Material provided >>
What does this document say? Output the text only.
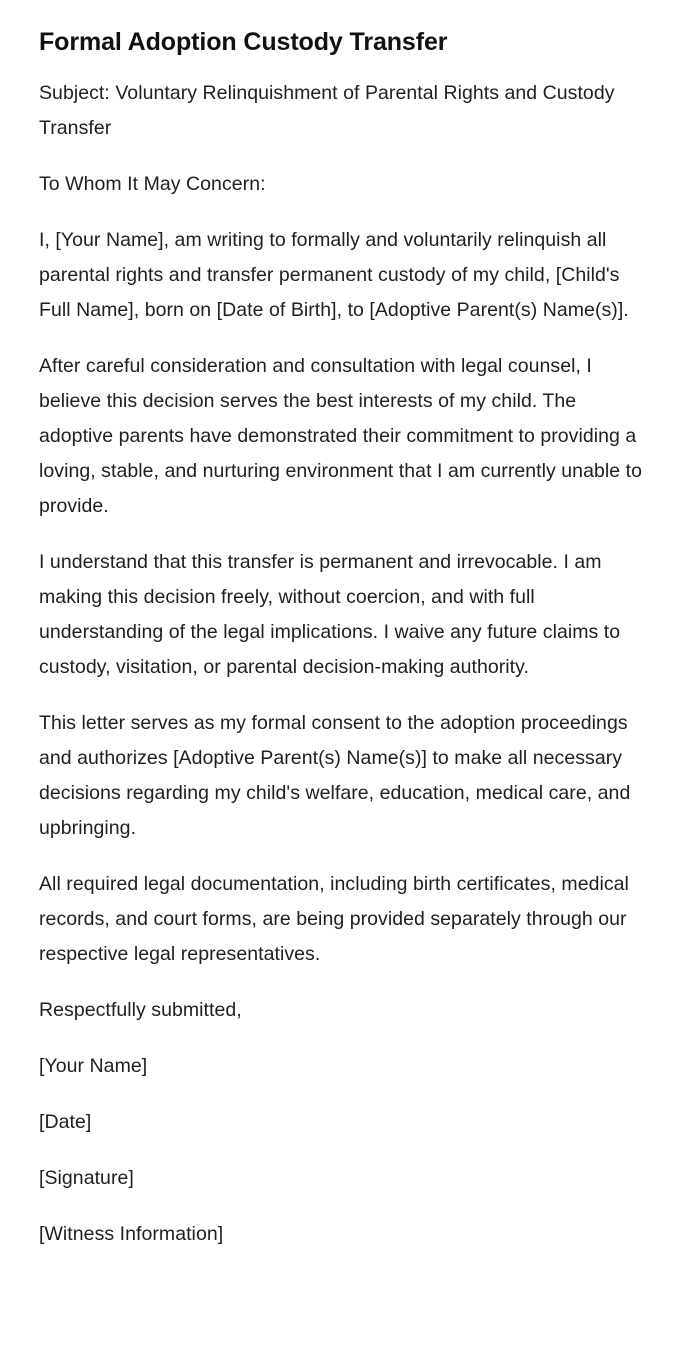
Formal Adoption Custody Transfer

Subject: Voluntary Relinquishment of Parental Rights and Custody Transfer

To Whom It May Concern:

I, [Your Name], am writing to formally and voluntarily relinquish all parental rights and transfer permanent custody of my child, [Child's Full Name], born on [Date of Birth], to [Adoptive Parent(s) Name(s)].

After careful consideration and consultation with legal counsel, I believe this decision serves the best interests of my child. The adoptive parents have demonstrated their commitment to providing a loving, stable, and nurturing environment that I am currently unable to provide.

I understand that this transfer is permanent and irrevocable. I am making this decision freely, without coercion, and with full understanding of the legal implications. I waive any future claims to custody, visitation, or parental decision-making authority.

This letter serves as my formal consent to the adoption proceedings and authorizes [Adoptive Parent(s) Name(s)] to make all necessary decisions regarding my child's welfare, education, medical care, and upbringing.

All required legal documentation, including birth certificates, medical records, and court forms, are being provided separately through our respective legal representatives.

Respectfully submitted,

[Your Name]

[Date]

[Signature]

[Witness Information]
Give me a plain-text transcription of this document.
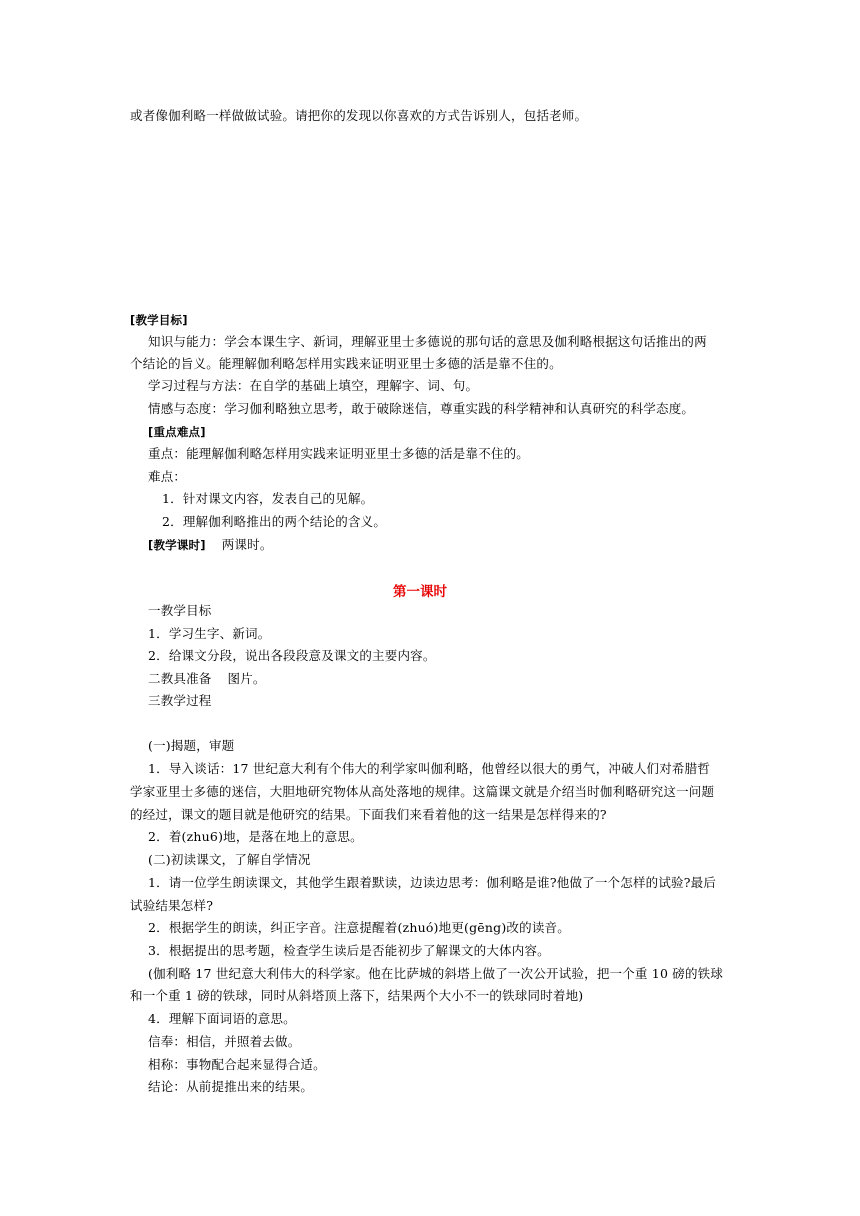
或者像伽利略一样做做试验。请把你的发现以你喜欢的方式告诉别人，包括老师。
[教学目标]
知识与能力：学会本课生字、新词，理解亚里士多德说的那句话的意思及伽利略根据这句话推出的两
个结论的旨义。能理解伽利略怎样用实践来证明亚里士多德的活是靠不住的。
学习过程与方法：在自学的基础上填空，理解字、词、句。
情感与态度：学习伽利略独立思考，敢于破除迷信，尊重实践的科学精神和认真研究的科学态度。
[重点难点]
重点：能理解伽利略怎样用实践来证明亚里士多德的活是靠不住的。
难点：
1．针对课文内容，发表自己的见解。
2．理解伽利略推出的两个结论的含义。
[教学课时] 两课时。
第一课时
一教学目标
1．学习生字、新词。
2．给课文分段，说出各段段意及课文的主要内容。
二教具准备 图片。
三教学过程
(一)揭题，审题
1．导入谈话：17 世纪意大利有个伟大的利学家叫伽利略，他曾经以很大的勇气，冲破人们对希腊哲
学家亚里士多德的迷信，大胆地研究物体从高处落地的规律。这篇课文就是介绍当时伽利略研究这一问题
的经过，课文的题目就是他研究的结果。下面我们来看着他的这一结果是怎样得来的?
2．着(zhu6)地，是落在地上的意思。
(二)初读课文，了解自学情况
1．请一位学生朗读课文，其他学生跟着默读，边读边思考：伽利略是谁?他做了一个怎样的试验?最后
试验结果怎样?
2．根据学生的朗读，纠正字音。注意提醒着(zhuó)地更(gēng)改的读音。
3．根据提出的思考题，检查学生读后是否能初步了解课文的大体内容。
(伽利略 17 世纪意大利伟大的科学家。他在比萨城的斜塔上做了一次公开试验，把一个重 10 磅的铁球
和一个重 1 磅的铁球，同时从斜塔顶上落下，结果两个大小不一的铁球同时着地)
4．理解下面词语的意思。
信奉：相信，并照着去做。
相称：事物配合起来显得合适。
结论：从前提推出来的结果。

What is expected >> Except for the pictures, copy every line of the records above exactly.

Full answer >>
What does this document say? Output the text only.
Formal Adoption Custody Transfer

Subject: Voluntary Relinquishment of Parental Rights and Custody Transfer

To Whom It May Concern:

I, [Your Name], am writing to formally and voluntarily relinquish all parental rights and transfer permanent custody of my child, [Child's Full Name], born on [Date of Birth], to [Adoptive Parent(s) Name(s)].

After careful consideration and consultation with legal counsel, I believe this decision serves the best interests of my child. The adoptive parents have demonstrated their commitment to providing a loving, stable, and nurturing environment that I am currently unable to provide.

I understand that this transfer is permanent and irrevocable. I am making this decision freely, without coercion, and with full understanding of the legal implications. I waive any future claims to custody, visitation, or parental decision-making authority.

This letter serves as my formal consent to the adoption proceedings and authorizes [Adoptive Parent(s) Name(s)] to make all necessary decisions regarding my child's welfare, education, medical care, and upbringing.

All required legal documentation, including birth certificates, medical records, and court forms, are being provided separately through our respective legal representatives.

Respectfully submitted,

[Your Name]

[Date]

[Signature]

[Witness Information]
Give me a plain-text transcription of this document.
或者像伽利略一样做做试验。请把你的发现以你喜欢的方式告诉别人，包括老师。
[教学目标]
知识与能力：学会本课生字、新词，理解亚里士多德说的那句话的意思及伽利略根据这句话推出的两
个结论的旨义。能理解伽利略怎样用实践来证明亚里士多德的活是靠不住的。
学习过程与方法：在自学的基础上填空，理解字、词、句。
情感与态度：学习伽利略独立思考，敢于破除迷信，尊重实践的科学精神和认真研究的科学态度。
[重点难点]
重点：能理解伽利略怎样用实践来证明亚里士多德的活是靠不住的。
难点：
1．针对课文内容，发表自己的见解。
2．理解伽利略推出的两个结论的含义。
[教学课时] 两课时。
第一课时
一教学目标
1．学习生字、新词。
2．给课文分段，说出各段段意及课文的主要内容。
二教具准备 图片。
三教学过程
(一)揭题，审题
1．导入谈话：17 世纪意大利有个伟大的利学家叫伽利略，他曾经以很大的勇气，冲破人们对希腊哲
学家亚里士多德的迷信，大胆地研究物体从高处落地的规律。这篇课文就是介绍当时伽利略研究这一问题
的经过，课文的题目就是他研究的结果。下面我们来看着他的这一结果是怎样得来的?
2．着(zhu6)地，是落在地上的意思。
(二)初读课文，了解自学情况
1．请一位学生朗读课文，其他学生跟着默读，边读边思考：伽利略是谁?他做了一个怎样的试验?最后
试验结果怎样?
2．根据学生的朗读，纠正字音。注意提醒着(zhuó)地更(gēng)改的读音。
3．根据提出的思考题，检查学生读后是否能初步了解课文的大体内容。
(伽利略 17 世纪意大利伟大的科学家。他在比萨城的斜塔上做了一次公开试验，把一个重 10 磅的铁球
和一个重 1 磅的铁球，同时从斜塔顶上落下，结果两个大小不一的铁球同时着地)
4．理解下面词语的意思。
信奉：相信，并照着去做。
相称：事物配合起来显得合适。
结论：从前提推出来的结果。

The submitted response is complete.